-------- Entries
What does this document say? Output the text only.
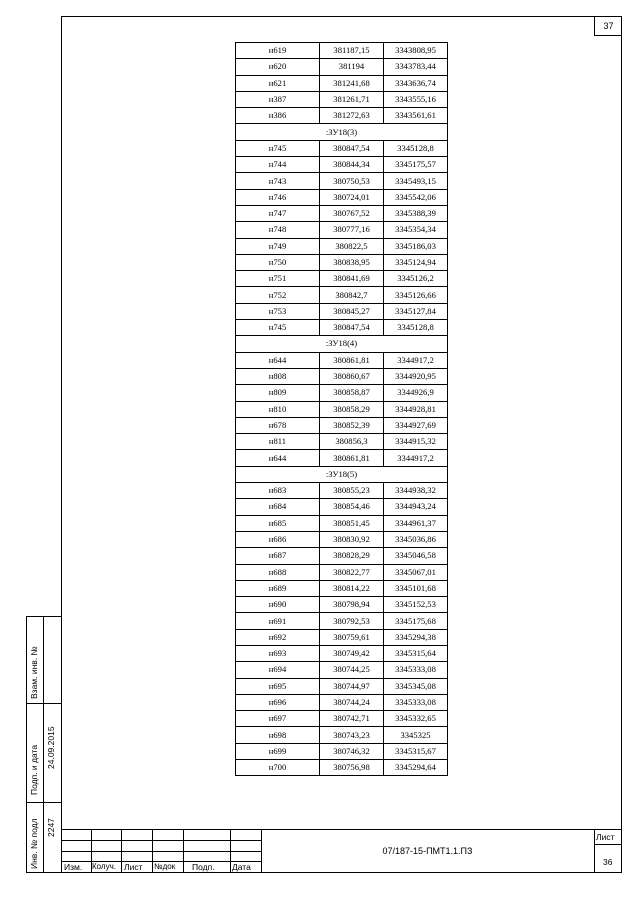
37
н619	381187,15	3343808,95
н620	381194	3343783,44
н621	381241,68	3343636,74
н387	381261,71	3343555,16
н386	381272,63	3343561,61
:ЗУ18(3)		
н745	380847,54	3345128,8
н744	380844,34	3345175,57
н743	380750,53	3345493,15
н746	380724,01	3345542,06
н747	380767,52	3345388,39
н748	380777,16	3345354,34
н749	380822,5	3345186,03
н750	380838,95	3345124,94
н751	380841,69	3345126,2
н752	380842,7	3345126,66
н753	380845,27	3345127,84
н745	380847,54	3345128,8
:ЗУ18(4)		
н644	380861,81	3344917,2
н808	380860,67	3344920,95
н809	380858,87	3344926,9
н810	380858,29	3344928,81
н678	380852,39	3344927,69
н811	380856,3	3344915,32
н644	380861,81	3344917,2
:ЗУ18(5)		
н683	380855,23	3344938,32
н684	380854,46	3344943,24
н685	380851,45	3344961,37
н686	380830,92	3345036,86
н687	380828,29	3345046,58
н688	380822,77	3345067,01
н689	380814,22	3345101,68
н690	380798,94	3345152,53
н691	380792,53	3345175,68
н692	380759,61	3345294,38
н693	380749,42	3345315,64
н694	380744,25	3345333,08
н695	380744,97	3345345,08
н696	380744,24	3345333,08
н697	380742,71	3345332,65
н698	380743,23	3345325
н699	380746,32	3345315,67
н700	380756,98	3345294,64
Взам. инв. №
Подп. и дата 24.09.2015
Инв. № подл 2247
Изм. Колуч. Лист №док Подп. Дата
07/187-15-ПМТ1.1.ПЗ
Лист
36
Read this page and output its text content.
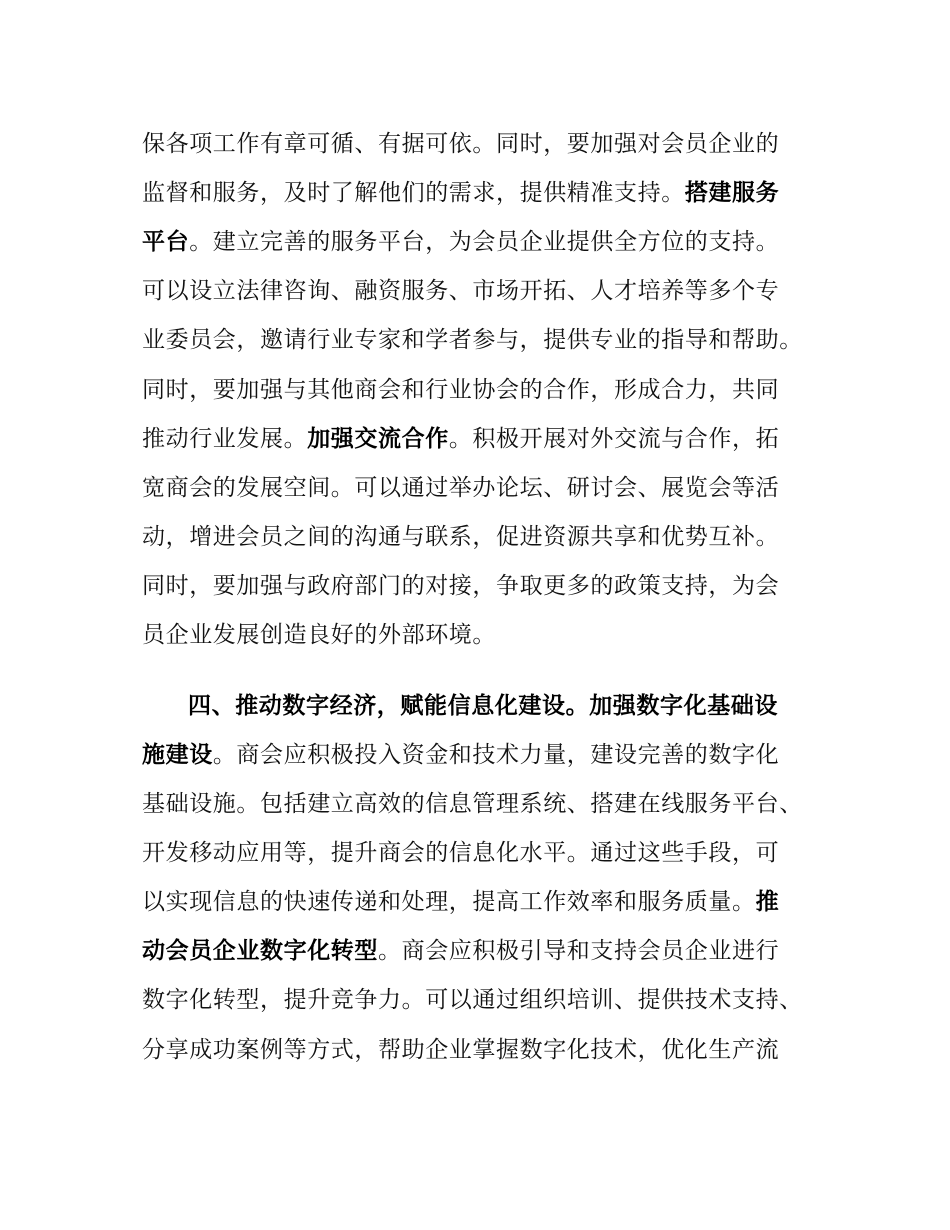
保各项工作有章可循、有据可依。同时，要加强对会员企业的
监督和服务，及时了解他们的需求，提供精准支持。搭建服务
平台。建立完善的服务平台，为会员企业提供全方位的支持。
可以设立法律咨询、融资服务、市场开拓、人才培养等多个专
业委员会，邀请行业专家和学者参与，提供专业的指导和帮助。
同时，要加强与其他商会和行业协会的合作，形成合力，共同
推动行业发展。加强交流合作。积极开展对外交流与合作，拓
宽商会的发展空间。可以通过举办论坛、研讨会、展览会等活
动，增进会员之间的沟通与联系，促进资源共享和优势互补。
同时，要加强与政府部门的对接，争取更多的政策支持，为会
员企业发展创造良好的外部环境。
四、推动数字经济，赋能信息化建设。加强数字化基础设
施建设。商会应积极投入资金和技术力量，建设完善的数字化
基础设施。包括建立高效的信息管理系统、搭建在线服务平台、
开发移动应用等，提升商会的信息化水平。通过这些手段，可
以实现信息的快速传递和处理，提高工作效率和服务质量。推
动会员企业数字化转型。商会应积极引导和支持会员企业进行
数字化转型，提升竞争力。可以通过组织培训、提供技术支持、
分享成功案例等方式，帮助企业掌握数字化技术，优化生产流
----------------
Every line of text is to be repeated exactly; pictures are left out.

What does this document say? Output the text only.
37
н619	381187,15	3343808,95
н620	381194	3343783,44
н621	381241,68	3343636,74
н387	381261,71	3343555,16
н386	381272,63	3343561,61
:ЗУ18(3)		
н745	380847,54	3345128,8
н744	380844,34	3345175,57
н743	380750,53	3345493,15
н746	380724,01	3345542,06
н747	380767,52	3345388,39
н748	380777,16	3345354,34
н749	380822,5	3345186,03
н750	380838,95	3345124,94
н751	380841,69	3345126,2
н752	380842,7	3345126,66
н753	380845,27	3345127,84
н745	380847,54	3345128,8
:ЗУ18(4)		
н644	380861,81	3344917,2
н808	380860,67	3344920,95
н809	380858,87	3344926,9
н810	380858,29	3344928,81
н678	380852,39	3344927,69
н811	380856,3	3344915,32
н644	380861,81	3344917,2
:ЗУ18(5)		
н683	380855,23	3344938,32
н684	380854,46	3344943,24
н685	380851,45	3344961,37
н686	380830,92	3345036,86
н687	380828,29	3345046,58
н688	380822,77	3345067,01
н689	380814,22	3345101,68
н690	380798,94	3345152,53
н691	380792,53	3345175,68
н692	380759,61	3345294,38
н693	380749,42	3345315,64
н694	380744,25	3345333,08
н695	380744,97	3345345,08
н696	380744,24	3345333,08
н697	380742,71	3345332,65
н698	380743,23	3345325
н699	380746,32	3345315,67
н700	380756,98	3345294,64
Взам. инв. №
Подп. и дата 24.09.2015
Инв. № подл 2247
Изм. Колуч. Лист №док Подп. Дата
07/187-15-ПМТ1.1.ПЗ
Лист
36
Read this page and output its text content.
保各项工作有章可循、有据可依。同时，要加强对会员企业的
监督和服务，及时了解他们的需求，提供精准支持。搭建服务
平台。建立完善的服务平台，为会员企业提供全方位的支持。
可以设立法律咨询、融资服务、市场开拓、人才培养等多个专
业委员会，邀请行业专家和学者参与，提供专业的指导和帮助。
同时，要加强与其他商会和行业协会的合作，形成合力，共同
推动行业发展。加强交流合作。积极开展对外交流与合作，拓
宽商会的发展空间。可以通过举办论坛、研讨会、展览会等活
动，增进会员之间的沟通与联系，促进资源共享和优势互补。
同时，要加强与政府部门的对接，争取更多的政策支持，为会
员企业发展创造良好的外部环境。
四、推动数字经济，赋能信息化建设。加强数字化基础设
施建设。商会应积极投入资金和技术力量，建设完善的数字化
基础设施。包括建立高效的信息管理系统、搭建在线服务平台、
开发移动应用等，提升商会的信息化水平。通过这些手段，可
以实现信息的快速传递和处理，提高工作效率和服务质量。推
动会员企业数字化转型。商会应积极引导和支持会员企业进行
数字化转型，提升竞争力。可以通过组织培训、提供技术支持、
分享成功案例等方式，帮助企业掌握数字化技术，优化生产流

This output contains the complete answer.